#### [Aim of the exercise]
Find and return each line containing "into".

* * *

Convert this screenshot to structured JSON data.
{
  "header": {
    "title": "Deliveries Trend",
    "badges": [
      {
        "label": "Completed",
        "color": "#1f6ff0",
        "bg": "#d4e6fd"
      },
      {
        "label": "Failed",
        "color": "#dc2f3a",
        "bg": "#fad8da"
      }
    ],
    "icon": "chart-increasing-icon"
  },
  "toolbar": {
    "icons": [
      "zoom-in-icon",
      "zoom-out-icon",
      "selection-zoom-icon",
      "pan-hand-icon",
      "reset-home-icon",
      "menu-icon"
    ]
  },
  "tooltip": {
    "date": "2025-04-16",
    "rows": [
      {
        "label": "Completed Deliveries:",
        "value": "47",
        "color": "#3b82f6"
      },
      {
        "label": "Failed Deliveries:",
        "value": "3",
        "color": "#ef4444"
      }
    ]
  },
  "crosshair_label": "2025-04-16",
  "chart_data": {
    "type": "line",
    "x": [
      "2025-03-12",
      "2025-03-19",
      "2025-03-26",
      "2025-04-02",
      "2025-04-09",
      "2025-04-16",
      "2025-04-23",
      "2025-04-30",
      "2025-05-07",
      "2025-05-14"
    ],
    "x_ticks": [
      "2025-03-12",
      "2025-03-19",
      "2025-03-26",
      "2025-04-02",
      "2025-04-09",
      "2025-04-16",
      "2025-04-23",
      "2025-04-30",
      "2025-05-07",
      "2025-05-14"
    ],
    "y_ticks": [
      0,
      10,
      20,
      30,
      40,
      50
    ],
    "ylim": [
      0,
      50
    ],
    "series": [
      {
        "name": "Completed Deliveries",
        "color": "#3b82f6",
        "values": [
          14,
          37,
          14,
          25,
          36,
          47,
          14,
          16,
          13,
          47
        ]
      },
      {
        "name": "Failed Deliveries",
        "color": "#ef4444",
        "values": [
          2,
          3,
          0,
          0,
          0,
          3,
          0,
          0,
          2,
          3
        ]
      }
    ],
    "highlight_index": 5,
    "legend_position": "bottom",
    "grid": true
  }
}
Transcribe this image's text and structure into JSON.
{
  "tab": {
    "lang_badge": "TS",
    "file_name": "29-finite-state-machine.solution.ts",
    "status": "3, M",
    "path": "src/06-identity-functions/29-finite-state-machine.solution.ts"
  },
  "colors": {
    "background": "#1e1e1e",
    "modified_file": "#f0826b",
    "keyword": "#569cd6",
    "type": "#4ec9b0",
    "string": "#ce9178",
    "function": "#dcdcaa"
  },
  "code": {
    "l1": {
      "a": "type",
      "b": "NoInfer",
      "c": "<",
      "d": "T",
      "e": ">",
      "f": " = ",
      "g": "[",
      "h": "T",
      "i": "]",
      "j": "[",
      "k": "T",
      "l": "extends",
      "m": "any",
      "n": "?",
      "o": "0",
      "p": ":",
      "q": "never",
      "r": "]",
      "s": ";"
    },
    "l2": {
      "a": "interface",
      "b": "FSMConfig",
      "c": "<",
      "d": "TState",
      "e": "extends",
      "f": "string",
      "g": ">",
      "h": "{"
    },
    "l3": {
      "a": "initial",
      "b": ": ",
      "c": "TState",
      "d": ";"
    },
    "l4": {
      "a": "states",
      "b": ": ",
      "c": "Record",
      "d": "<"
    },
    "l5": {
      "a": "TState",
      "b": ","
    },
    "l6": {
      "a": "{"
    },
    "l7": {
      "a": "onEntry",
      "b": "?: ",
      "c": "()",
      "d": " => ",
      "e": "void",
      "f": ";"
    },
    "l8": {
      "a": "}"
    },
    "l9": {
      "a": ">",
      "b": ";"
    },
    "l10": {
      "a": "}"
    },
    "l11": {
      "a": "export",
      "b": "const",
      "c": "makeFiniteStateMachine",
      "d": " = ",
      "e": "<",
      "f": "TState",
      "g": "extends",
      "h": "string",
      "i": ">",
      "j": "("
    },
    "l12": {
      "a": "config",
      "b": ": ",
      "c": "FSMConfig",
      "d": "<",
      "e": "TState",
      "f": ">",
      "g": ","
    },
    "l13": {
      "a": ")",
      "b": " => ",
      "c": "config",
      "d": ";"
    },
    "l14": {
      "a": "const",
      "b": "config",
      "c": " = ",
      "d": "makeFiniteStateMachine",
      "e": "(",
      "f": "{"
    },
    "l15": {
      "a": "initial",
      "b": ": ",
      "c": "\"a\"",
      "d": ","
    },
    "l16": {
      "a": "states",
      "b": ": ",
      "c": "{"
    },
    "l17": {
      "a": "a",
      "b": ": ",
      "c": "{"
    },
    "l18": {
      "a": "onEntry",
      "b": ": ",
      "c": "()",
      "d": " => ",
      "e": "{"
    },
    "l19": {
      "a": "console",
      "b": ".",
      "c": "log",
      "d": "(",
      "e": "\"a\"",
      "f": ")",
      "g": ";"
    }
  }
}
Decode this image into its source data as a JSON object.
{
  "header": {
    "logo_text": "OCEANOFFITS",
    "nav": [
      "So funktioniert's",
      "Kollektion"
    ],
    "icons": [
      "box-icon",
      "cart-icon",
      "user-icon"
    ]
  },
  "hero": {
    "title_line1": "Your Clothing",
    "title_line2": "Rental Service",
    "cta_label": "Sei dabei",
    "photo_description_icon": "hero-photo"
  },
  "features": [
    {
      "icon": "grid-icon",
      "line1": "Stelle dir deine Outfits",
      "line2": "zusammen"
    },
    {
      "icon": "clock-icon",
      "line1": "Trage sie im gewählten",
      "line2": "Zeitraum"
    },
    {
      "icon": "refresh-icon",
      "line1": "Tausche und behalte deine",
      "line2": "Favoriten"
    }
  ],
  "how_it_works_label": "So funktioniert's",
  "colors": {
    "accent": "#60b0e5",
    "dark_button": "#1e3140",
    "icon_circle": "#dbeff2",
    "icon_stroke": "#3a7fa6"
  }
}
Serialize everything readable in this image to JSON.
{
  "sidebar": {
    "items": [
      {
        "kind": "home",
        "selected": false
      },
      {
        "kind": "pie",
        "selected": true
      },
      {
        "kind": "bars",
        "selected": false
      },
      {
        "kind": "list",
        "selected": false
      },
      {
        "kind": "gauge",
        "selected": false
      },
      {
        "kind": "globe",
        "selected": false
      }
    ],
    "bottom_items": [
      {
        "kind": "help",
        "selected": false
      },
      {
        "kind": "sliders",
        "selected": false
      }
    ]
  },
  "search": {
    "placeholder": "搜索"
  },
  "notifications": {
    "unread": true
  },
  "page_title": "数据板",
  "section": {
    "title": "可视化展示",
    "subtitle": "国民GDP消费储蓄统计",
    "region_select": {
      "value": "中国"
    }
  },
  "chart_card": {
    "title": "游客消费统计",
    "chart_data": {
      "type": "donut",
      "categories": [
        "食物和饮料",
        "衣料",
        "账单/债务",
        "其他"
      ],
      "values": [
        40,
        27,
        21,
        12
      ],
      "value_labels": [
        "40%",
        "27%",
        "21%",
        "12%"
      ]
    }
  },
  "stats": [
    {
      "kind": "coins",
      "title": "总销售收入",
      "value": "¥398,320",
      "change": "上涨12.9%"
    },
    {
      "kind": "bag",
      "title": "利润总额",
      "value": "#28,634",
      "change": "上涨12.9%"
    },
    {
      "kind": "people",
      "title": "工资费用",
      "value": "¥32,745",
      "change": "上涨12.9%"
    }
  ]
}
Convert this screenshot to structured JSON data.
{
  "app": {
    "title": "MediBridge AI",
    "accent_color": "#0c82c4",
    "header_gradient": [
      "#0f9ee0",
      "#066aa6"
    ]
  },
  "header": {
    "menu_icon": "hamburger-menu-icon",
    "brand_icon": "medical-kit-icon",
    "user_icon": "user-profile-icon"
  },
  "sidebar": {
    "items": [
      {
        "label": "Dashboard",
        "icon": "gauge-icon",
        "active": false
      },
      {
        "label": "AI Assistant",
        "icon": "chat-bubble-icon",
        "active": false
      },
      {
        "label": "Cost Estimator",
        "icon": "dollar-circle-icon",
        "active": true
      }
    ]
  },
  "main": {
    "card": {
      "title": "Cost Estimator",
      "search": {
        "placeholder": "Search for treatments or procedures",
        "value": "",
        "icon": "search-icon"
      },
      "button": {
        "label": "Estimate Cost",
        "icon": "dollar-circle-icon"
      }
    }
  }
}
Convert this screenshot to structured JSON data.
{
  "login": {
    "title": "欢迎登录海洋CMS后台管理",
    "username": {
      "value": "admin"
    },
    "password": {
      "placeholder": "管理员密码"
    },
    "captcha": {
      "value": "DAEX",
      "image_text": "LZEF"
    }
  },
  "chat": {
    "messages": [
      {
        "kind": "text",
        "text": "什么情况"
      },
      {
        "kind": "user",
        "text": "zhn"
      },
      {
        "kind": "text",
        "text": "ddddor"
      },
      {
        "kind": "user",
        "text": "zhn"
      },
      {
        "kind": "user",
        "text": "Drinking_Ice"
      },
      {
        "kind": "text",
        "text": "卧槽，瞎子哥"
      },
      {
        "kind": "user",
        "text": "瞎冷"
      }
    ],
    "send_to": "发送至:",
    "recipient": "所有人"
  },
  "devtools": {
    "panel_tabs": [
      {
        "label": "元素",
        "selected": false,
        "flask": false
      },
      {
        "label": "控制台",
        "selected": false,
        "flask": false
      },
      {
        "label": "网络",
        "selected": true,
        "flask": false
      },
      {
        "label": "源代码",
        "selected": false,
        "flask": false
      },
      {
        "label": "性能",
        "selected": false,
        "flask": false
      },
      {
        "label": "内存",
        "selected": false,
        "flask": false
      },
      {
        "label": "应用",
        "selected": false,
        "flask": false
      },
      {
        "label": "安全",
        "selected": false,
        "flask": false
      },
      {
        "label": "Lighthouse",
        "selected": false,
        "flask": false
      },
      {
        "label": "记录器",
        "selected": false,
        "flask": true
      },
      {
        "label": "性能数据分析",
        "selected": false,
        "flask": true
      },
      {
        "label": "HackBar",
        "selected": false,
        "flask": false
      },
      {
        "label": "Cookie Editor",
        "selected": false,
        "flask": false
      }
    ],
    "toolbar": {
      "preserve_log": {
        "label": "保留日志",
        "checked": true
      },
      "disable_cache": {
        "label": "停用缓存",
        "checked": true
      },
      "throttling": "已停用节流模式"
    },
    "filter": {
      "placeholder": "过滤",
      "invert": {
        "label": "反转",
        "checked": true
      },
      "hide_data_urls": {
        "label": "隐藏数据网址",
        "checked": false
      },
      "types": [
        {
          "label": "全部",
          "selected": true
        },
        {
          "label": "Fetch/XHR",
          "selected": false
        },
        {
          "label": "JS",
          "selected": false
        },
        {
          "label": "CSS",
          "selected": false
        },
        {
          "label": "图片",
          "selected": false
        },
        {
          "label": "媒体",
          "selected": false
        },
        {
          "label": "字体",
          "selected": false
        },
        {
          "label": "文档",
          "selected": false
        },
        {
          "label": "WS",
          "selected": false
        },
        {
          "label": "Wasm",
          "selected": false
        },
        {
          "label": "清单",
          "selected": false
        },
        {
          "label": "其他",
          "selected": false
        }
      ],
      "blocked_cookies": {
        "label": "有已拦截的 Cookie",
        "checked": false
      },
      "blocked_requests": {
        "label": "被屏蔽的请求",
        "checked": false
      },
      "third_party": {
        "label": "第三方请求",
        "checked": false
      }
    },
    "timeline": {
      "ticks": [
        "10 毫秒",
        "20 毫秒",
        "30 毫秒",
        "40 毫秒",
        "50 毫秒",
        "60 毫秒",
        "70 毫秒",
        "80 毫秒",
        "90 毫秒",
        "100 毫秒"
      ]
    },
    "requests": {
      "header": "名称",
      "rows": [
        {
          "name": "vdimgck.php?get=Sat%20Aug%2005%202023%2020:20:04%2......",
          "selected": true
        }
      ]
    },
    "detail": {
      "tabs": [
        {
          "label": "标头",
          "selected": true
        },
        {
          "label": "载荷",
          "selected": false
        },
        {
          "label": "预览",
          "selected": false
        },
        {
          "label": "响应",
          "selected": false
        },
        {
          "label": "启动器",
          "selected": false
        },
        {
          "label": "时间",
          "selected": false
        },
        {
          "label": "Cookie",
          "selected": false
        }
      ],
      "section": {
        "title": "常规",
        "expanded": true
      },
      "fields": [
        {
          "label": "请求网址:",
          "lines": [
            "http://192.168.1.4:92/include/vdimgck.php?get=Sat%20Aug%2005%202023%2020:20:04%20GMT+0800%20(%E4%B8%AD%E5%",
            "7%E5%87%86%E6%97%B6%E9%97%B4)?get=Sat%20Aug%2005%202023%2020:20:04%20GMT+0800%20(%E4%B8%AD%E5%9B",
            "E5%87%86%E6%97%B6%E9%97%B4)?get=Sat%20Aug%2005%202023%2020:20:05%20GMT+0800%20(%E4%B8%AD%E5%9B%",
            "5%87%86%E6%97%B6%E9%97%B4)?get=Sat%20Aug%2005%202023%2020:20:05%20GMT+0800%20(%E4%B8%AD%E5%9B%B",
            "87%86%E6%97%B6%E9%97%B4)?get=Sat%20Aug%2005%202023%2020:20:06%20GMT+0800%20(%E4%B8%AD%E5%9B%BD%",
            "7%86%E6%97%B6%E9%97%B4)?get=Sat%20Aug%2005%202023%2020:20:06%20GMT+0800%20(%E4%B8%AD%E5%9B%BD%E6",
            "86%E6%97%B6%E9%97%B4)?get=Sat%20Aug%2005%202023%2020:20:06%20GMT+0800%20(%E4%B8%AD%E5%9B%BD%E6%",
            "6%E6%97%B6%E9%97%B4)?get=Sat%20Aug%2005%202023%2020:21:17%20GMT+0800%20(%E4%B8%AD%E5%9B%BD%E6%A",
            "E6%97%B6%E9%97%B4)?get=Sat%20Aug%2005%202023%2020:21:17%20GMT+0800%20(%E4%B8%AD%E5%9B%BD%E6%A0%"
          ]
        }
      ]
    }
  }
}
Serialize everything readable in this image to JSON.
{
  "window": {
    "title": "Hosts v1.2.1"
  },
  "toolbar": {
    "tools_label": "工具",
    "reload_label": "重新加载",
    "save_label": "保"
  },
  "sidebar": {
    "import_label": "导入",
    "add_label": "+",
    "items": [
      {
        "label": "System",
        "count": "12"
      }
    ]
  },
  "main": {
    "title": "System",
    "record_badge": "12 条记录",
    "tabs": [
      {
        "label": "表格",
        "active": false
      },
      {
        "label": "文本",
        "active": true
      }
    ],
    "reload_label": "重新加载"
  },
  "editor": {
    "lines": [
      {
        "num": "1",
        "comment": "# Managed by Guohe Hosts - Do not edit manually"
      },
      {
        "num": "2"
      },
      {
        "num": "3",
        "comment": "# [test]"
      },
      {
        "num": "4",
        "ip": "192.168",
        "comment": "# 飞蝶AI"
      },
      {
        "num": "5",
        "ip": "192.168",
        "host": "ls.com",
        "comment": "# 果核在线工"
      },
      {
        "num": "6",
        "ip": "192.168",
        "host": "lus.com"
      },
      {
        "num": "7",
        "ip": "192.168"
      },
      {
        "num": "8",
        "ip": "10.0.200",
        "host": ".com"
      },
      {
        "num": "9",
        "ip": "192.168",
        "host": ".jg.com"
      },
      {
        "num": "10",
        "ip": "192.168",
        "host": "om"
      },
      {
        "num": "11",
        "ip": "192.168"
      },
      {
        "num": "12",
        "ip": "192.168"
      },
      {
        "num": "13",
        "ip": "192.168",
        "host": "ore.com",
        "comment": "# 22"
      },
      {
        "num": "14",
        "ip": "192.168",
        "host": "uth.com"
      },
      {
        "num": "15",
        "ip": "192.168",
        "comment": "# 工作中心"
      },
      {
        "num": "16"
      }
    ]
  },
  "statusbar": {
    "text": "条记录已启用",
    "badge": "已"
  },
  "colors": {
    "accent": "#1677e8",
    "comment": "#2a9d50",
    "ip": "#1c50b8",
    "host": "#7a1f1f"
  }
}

* * *

#### [Output below]
Transcribe this image's text and structure into JSON.
Decode this image into its source data as a JSON object.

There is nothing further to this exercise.